■ **SET TASK**
Count how many lines of the data below contain the string "color"; the reply should be that number alone.

■ **SUPPLIED ENTRIES**
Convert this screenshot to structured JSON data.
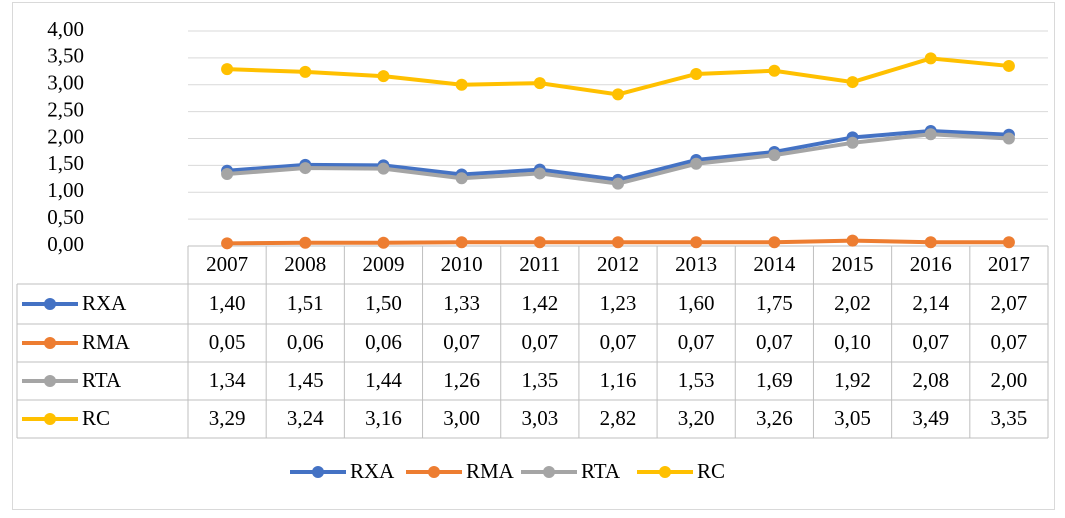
{
  "chart_data": {
    "type": "line",
    "categories": [
      "2007",
      "2008",
      "2009",
      "2010",
      "2011",
      "2012",
      "2013",
      "2014",
      "2015",
      "2016",
      "2017"
    ],
    "series": [
      {
        "name": "RXA",
        "color": "#4472c4",
        "values": [
          1.4,
          1.51,
          1.5,
          1.33,
          1.42,
          1.23,
          1.6,
          1.75,
          2.02,
          2.14,
          2.07
        ],
        "value_labels": [
          "1,40",
          "1,51",
          "1,50",
          "1,33",
          "1,42",
          "1,23",
          "1,60",
          "1,75",
          "2,02",
          "2,14",
          "2,07"
        ]
      },
      {
        "name": "RMA",
        "color": "#ed7d31",
        "values": [
          0.05,
          0.06,
          0.06,
          0.07,
          0.07,
          0.07,
          0.07,
          0.07,
          0.1,
          0.07,
          0.07
        ],
        "value_labels": [
          "0,05",
          "0,06",
          "0,06",
          "0,07",
          "0,07",
          "0,07",
          "0,07",
          "0,07",
          "0,10",
          "0,07",
          "0,07"
        ]
      },
      {
        "name": "RTA",
        "color": "#a5a5a5",
        "values": [
          1.34,
          1.45,
          1.44,
          1.26,
          1.35,
          1.16,
          1.53,
          1.69,
          1.92,
          2.08,
          2.0
        ],
        "value_labels": [
          "1,34",
          "1,45",
          "1,44",
          "1,26",
          "1,35",
          "1,16",
          "1,53",
          "1,69",
          "1,92",
          "2,08",
          "2,00"
        ]
      },
      {
        "name": "RC",
        "color": "#ffc000",
        "values": [
          3.29,
          3.24,
          3.16,
          3.0,
          3.03,
          2.82,
          3.2,
          3.26,
          3.05,
          3.49,
          3.35
        ],
        "value_labels": [
          "3,29",
          "3,24",
          "3,16",
          "3,00",
          "3,03",
          "2,82",
          "3,20",
          "3,26",
          "3,05",
          "3,49",
          "3,35"
        ]
      }
    ],
    "ylim": [
      0,
      4
    ],
    "yticks": [
      {
        "value": 0,
        "label": "0,00"
      },
      {
        "value": 0.5,
        "label": "0,50"
      },
      {
        "value": 1,
        "label": "1,00"
      },
      {
        "value": 1.5,
        "label": "1,50"
      },
      {
        "value": 2,
        "label": "2,00"
      },
      {
        "value": 2.5,
        "label": "2,50"
      },
      {
        "value": 3,
        "label": "3,00"
      },
      {
        "value": 3.5,
        "label": "3,50"
      },
      {
        "value": 4,
        "label": "4,00"
      }
    ],
    "grid": true,
    "legend": "bottom"
  }
}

■ **TASK OUTPUT**
4